Task objective
Do not carry the pictures over; copy every other part of the entries exactly.
>> Begin Entries shown
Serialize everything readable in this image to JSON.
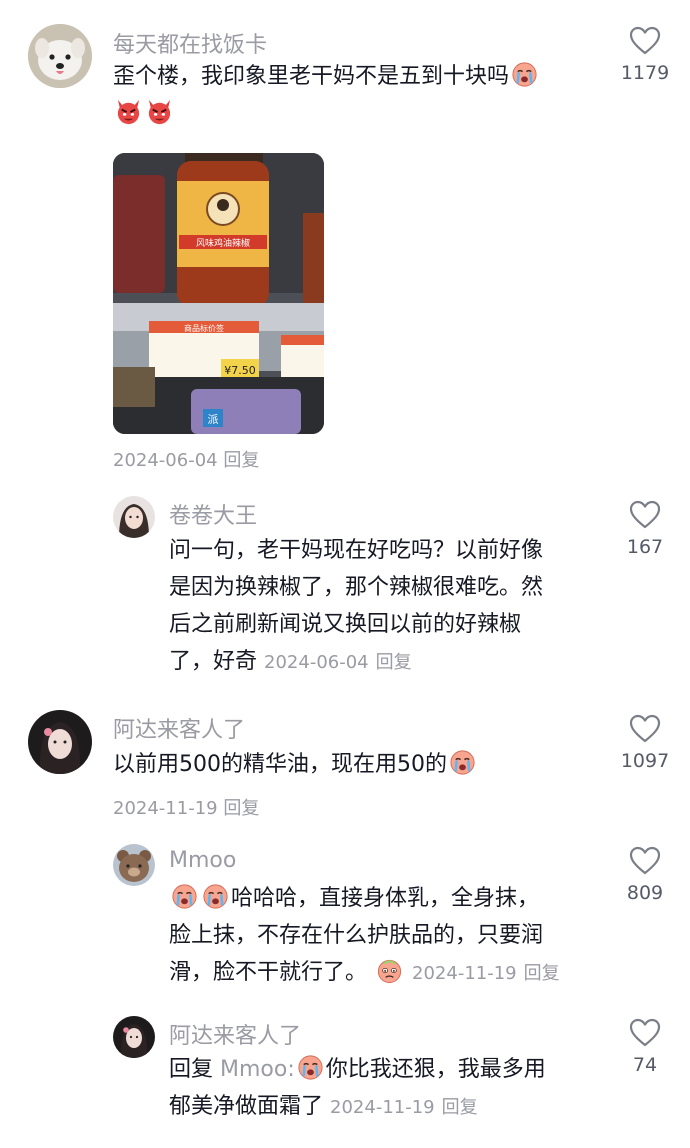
{
  "comments": [
    {
      "user": "每天都在找饭卡",
      "text": "歪个楼，我印象里老干妈不是五到十块吗",
      "date": "2024-06-04",
      "reply_label": "回复",
      "likes": "1179"
    },
    {
      "user": "卷卷大王",
      "lines": [
        "问一句，老干妈现在好吃吗？以前好像",
        "是因为换辣椒了，那个辣椒很难吃。然",
        "后之前刷新闻说又换回以前的好辣椒",
        "了，好奇"
      ],
      "date": "2024-06-04",
      "reply_label": "回复",
      "likes": "167"
    },
    {
      "user": "阿达来客人了",
      "text": "以前用500的精华油，现在用50的",
      "date": "2024-11-19",
      "reply_label": "回复",
      "likes": "1097"
    },
    {
      "user": "Mmoo",
      "lines": [
        "哈哈哈，直接身体乳，全身抹，",
        "脸上抹，不存在什么护肤品的，只要润",
        "滑，脸不干就行了。"
      ],
      "date": "2024-11-19",
      "reply_label": "回复",
      "likes": "809"
    },
    {
      "user": "阿达来客人了",
      "reply_prefix": "回复",
      "mention": "Mmoo:",
      "lines": [
        "你比我还狠，我最多用",
        "郁美净做面霜了"
      ],
      "date": "2024-11-19",
      "reply_label": "回复",
      "likes": "74"
    }
  ],
  "photo": {
    "bottle_label": "风味鸡油辣椒",
    "price": "¥7.50",
    "tag_title": "商品标价签",
    "bag_label": "派"
  },
  "colors": {
    "meta_gray": "#9a9ba3",
    "text": "#161823",
    "like_count": "#555a66"
  },
  "icons": [
    "heart-outline-icon",
    "devil-emoji-icon",
    "crying-emoji-icon",
    "teary-emoji-icon"
  ]
}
>> End Entries shown
Task output
Serialize everything readable in this image to JSON.
{
  "comments": [
    {
      "user": "每天都在找饭卡",
      "text": "歪个楼，我印象里老干妈不是五到十块吗",
      "date": "2024-06-04",
      "reply_label": "回复",
      "likes": "1179"
    },
    {
      "user": "卷卷大王",
      "lines": [
        "问一句，老干妈现在好吃吗？以前好像",
        "是因为换辣椒了，那个辣椒很难吃。然",
        "后之前刷新闻说又换回以前的好辣椒",
        "了，好奇"
      ],
      "date": "2024-06-04",
      "reply_label": "回复",
      "likes": "167"
    },
    {
      "user": "阿达来客人了",
      "text": "以前用500的精华油，现在用50的",
      "date": "2024-11-19",
      "reply_label": "回复",
      "likes": "1097"
    },
    {
      "user": "Mmoo",
      "lines": [
        "哈哈哈，直接身体乳，全身抹，",
        "脸上抹，不存在什么护肤品的，只要润",
        "滑，脸不干就行了。"
      ],
      "date": "2024-11-19",
      "reply_label": "回复",
      "likes": "809"
    },
    {
      "user": "阿达来客人了",
      "reply_prefix": "回复",
      "mention": "Mmoo:",
      "lines": [
        "你比我还狠，我最多用",
        "郁美净做面霜了"
      ],
      "date": "2024-11-19",
      "reply_label": "回复",
      "likes": "74"
    }
  ],
  "photo": {
    "bottle_label": "风味鸡油辣椒",
    "price": "¥7.50",
    "tag_title": "商品标价签",
    "bag_label": "派"
  },
  "colors": {
    "meta_gray": "#9a9ba3",
    "text": "#161823",
    "like_count": "#555a66"
  },
  "icons": [
    "heart-outline-icon",
    "devil-emoji-icon",
    "crying-emoji-icon",
    "teary-emoji-icon"
  ]
}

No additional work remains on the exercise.